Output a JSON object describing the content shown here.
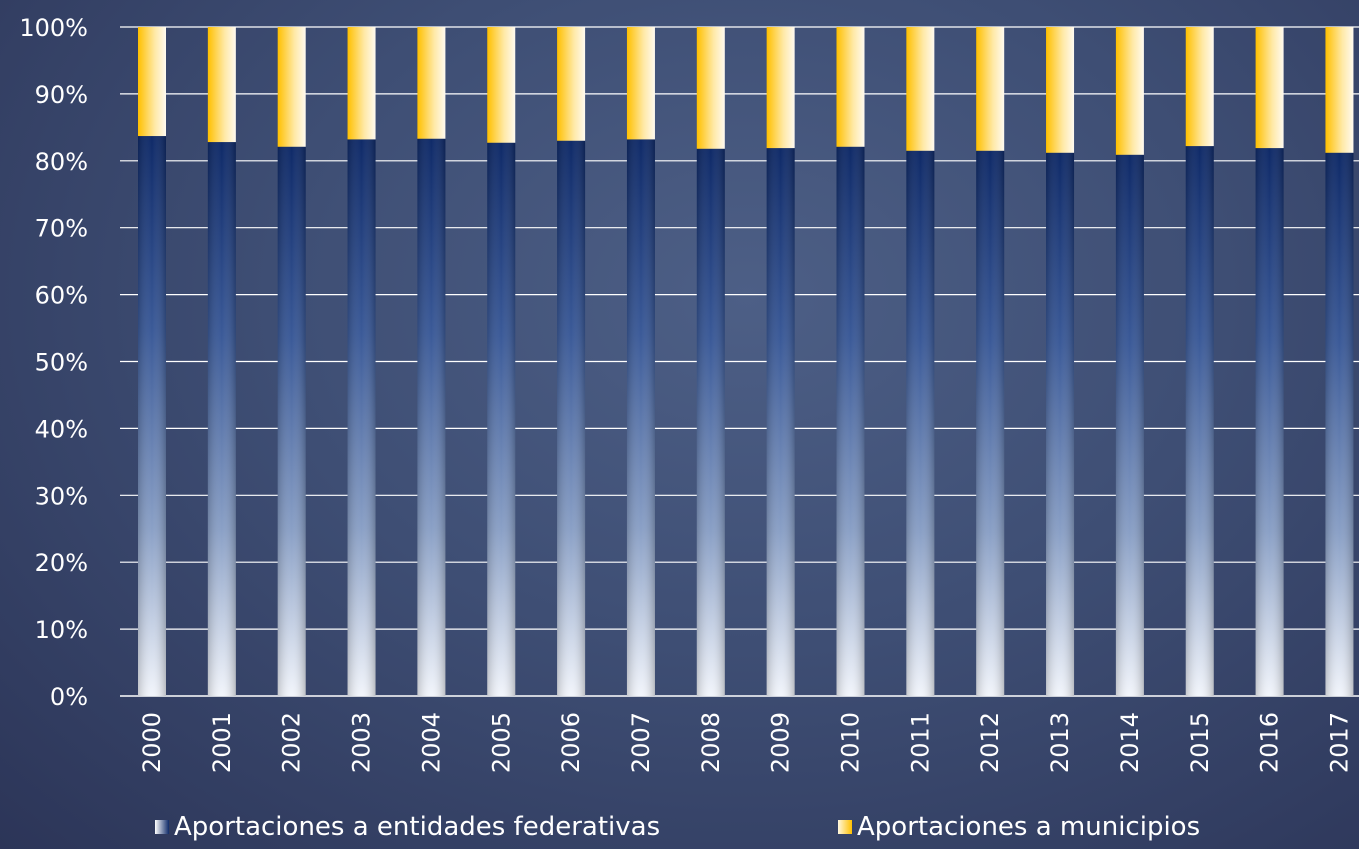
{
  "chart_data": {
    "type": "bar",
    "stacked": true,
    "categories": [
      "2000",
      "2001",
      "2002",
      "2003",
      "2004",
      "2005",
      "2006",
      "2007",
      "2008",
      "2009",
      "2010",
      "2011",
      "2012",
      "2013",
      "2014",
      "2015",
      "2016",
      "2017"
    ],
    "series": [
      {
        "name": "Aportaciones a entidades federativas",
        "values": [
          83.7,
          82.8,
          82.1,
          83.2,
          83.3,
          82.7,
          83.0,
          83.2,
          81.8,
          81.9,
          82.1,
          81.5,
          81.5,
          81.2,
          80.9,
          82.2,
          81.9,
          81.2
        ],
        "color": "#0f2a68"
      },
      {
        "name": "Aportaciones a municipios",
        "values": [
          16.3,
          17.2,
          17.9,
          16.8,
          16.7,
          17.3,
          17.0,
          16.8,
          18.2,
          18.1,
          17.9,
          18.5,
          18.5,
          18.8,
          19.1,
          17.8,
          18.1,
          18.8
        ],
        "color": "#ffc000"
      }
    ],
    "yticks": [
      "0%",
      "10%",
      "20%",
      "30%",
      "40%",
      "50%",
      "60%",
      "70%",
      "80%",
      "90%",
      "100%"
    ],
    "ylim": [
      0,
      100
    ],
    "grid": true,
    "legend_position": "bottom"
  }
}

◆ ◆ ◆ ◆ ◆ ◆ ◆

» **Instruction**
Find the string "Aportaciones" in the records, then copy each line where it occurs.

» **Written solution**
        "name": "Aportaciones a entidades federativas",
        "name": "Aportaciones a municipios",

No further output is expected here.